> **WHAT THE EXERCISE ASKS**
Scan the records for the word "宛名ラベル". Copy each line that includes it.

> **RECORDS PROVIDED**
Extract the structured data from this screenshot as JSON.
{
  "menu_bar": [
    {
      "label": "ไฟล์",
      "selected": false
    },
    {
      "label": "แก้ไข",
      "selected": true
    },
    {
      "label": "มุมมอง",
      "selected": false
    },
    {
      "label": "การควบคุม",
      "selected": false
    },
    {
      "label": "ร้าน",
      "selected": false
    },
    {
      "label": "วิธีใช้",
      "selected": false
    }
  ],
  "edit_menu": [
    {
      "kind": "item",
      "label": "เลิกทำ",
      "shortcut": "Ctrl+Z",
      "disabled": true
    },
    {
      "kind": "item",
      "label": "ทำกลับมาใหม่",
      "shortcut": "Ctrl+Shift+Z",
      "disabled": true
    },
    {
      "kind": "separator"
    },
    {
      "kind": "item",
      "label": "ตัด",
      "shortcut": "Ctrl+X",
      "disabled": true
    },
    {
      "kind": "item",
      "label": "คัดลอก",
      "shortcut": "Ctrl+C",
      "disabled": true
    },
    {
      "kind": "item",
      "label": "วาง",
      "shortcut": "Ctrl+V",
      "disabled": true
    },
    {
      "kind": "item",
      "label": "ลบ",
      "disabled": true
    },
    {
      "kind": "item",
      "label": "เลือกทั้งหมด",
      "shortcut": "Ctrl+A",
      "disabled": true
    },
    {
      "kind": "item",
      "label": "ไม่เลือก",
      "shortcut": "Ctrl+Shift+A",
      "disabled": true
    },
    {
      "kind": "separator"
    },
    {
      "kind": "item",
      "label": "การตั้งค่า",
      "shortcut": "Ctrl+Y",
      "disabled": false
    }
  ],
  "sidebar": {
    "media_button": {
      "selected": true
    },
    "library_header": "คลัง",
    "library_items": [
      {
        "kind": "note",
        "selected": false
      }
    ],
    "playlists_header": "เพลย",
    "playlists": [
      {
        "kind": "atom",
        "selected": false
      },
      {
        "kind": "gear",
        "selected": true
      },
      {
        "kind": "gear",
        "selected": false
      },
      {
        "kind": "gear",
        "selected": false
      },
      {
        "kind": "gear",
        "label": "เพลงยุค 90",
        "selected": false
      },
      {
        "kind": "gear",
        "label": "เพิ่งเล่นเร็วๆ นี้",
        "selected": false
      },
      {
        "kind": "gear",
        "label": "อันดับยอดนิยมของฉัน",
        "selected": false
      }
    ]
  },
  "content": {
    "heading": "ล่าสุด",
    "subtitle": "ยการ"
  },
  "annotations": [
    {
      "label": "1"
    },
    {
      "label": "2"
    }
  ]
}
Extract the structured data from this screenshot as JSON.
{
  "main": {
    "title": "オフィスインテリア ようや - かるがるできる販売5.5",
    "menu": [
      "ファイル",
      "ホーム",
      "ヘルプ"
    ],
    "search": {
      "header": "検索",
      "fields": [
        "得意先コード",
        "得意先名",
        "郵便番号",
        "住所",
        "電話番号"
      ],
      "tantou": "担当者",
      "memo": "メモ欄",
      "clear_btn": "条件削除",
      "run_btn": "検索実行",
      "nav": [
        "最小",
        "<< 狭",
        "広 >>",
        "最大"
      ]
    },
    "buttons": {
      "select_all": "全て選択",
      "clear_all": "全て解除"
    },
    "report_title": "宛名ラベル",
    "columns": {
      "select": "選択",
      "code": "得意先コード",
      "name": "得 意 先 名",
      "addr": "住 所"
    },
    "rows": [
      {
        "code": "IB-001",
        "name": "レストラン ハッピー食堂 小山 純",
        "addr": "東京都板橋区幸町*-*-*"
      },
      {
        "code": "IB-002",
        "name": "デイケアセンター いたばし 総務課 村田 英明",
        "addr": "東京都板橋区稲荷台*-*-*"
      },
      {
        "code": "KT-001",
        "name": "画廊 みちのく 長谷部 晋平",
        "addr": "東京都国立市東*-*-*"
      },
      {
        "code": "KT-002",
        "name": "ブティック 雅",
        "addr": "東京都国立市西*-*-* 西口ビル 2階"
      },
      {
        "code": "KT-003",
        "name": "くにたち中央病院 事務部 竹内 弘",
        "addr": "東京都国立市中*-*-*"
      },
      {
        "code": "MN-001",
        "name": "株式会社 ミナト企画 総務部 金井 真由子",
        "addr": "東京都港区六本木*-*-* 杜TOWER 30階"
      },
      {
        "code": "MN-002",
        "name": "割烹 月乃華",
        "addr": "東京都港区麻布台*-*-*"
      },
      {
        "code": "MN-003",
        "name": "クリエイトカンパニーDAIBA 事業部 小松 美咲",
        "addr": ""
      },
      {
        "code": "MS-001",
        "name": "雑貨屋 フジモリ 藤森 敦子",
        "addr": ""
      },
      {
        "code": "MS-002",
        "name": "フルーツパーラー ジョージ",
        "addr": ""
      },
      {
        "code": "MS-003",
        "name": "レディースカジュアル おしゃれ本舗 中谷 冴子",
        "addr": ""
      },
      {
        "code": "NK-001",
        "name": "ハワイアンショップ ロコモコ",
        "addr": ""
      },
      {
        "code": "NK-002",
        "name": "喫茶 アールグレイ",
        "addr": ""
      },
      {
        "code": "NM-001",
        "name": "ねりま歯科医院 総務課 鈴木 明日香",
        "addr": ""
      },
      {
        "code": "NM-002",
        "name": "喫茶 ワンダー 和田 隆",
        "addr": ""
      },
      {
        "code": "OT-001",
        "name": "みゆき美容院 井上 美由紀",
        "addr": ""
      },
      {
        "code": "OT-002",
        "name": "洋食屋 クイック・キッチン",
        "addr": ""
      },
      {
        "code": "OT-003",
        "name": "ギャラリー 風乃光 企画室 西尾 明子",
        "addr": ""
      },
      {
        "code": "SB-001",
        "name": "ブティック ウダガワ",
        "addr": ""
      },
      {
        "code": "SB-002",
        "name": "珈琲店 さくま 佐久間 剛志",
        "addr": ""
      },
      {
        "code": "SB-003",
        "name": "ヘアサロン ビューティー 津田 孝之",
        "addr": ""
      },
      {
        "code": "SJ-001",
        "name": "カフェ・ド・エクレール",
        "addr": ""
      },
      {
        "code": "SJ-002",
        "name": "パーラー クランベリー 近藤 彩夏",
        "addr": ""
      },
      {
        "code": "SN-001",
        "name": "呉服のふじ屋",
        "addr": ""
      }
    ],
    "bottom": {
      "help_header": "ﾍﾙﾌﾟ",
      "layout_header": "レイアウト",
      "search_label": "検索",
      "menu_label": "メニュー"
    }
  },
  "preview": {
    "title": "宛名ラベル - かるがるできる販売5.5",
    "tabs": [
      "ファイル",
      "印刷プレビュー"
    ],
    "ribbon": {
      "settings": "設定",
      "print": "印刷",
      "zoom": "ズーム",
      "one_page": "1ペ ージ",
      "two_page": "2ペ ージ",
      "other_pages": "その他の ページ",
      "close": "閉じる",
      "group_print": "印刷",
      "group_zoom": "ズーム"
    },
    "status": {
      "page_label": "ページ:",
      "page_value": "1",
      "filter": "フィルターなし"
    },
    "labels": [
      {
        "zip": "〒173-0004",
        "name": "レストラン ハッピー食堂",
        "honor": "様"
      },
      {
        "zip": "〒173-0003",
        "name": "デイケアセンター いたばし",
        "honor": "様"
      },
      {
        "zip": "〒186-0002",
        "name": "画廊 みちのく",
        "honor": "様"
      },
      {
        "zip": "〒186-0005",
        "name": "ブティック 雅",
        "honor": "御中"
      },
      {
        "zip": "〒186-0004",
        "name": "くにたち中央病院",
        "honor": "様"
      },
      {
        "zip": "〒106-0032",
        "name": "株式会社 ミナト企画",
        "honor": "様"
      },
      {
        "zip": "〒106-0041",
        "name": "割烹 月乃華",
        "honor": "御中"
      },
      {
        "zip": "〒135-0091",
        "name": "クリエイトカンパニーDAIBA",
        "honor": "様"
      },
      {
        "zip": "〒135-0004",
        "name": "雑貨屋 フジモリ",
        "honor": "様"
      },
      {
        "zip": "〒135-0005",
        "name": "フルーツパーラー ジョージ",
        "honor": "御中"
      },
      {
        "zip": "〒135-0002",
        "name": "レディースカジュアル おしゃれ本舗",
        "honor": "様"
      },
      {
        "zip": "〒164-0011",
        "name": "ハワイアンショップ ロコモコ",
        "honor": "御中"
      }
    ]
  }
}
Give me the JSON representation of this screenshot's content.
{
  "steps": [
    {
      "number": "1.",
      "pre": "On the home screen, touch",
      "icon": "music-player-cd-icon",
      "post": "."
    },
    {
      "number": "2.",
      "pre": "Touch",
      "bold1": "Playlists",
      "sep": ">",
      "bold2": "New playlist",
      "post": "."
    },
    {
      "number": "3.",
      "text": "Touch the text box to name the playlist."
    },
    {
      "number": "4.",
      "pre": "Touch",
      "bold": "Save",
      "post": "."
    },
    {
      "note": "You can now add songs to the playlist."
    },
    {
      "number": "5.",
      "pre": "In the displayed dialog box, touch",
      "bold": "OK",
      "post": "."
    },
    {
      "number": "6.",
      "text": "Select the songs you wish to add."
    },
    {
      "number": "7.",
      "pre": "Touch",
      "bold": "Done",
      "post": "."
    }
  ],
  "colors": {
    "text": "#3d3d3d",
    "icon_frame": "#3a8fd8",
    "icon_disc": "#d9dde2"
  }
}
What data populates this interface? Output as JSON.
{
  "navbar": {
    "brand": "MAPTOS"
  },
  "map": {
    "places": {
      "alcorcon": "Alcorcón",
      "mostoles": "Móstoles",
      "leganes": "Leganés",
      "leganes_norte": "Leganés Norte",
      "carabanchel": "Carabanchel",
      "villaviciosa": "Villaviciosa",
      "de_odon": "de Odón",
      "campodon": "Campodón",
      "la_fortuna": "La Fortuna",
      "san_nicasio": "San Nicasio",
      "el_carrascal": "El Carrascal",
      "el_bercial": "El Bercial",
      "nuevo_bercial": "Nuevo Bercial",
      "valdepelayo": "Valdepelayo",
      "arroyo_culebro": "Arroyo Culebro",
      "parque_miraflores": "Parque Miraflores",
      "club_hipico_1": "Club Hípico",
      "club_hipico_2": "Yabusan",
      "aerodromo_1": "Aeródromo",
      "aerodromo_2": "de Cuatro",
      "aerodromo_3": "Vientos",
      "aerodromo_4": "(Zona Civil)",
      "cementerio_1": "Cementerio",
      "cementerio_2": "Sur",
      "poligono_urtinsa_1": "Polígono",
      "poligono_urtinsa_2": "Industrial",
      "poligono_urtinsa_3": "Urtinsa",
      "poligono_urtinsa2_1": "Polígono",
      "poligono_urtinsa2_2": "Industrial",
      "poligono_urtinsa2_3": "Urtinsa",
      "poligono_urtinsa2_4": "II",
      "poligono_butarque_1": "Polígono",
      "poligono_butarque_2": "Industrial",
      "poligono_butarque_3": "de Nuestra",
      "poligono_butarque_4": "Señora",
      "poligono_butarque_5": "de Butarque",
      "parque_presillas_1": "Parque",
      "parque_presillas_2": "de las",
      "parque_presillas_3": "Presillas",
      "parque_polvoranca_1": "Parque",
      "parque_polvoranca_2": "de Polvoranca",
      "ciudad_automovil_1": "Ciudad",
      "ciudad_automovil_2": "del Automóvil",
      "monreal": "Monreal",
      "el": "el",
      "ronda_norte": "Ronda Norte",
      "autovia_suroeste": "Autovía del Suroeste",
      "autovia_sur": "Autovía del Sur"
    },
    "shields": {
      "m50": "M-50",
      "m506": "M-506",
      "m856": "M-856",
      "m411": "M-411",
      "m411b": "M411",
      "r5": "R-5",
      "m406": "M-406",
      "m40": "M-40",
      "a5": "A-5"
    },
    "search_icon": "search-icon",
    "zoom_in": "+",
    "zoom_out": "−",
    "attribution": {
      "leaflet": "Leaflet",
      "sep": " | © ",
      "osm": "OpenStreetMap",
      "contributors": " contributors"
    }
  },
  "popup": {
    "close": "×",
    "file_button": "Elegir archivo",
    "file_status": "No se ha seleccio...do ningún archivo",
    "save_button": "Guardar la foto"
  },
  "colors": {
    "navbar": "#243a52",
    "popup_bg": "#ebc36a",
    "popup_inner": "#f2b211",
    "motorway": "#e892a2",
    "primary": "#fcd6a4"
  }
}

> **TASK RESULT**
    "report_title": "宛名ラベル",
    "title": "宛名ラベル - かるがるできる販売5.5",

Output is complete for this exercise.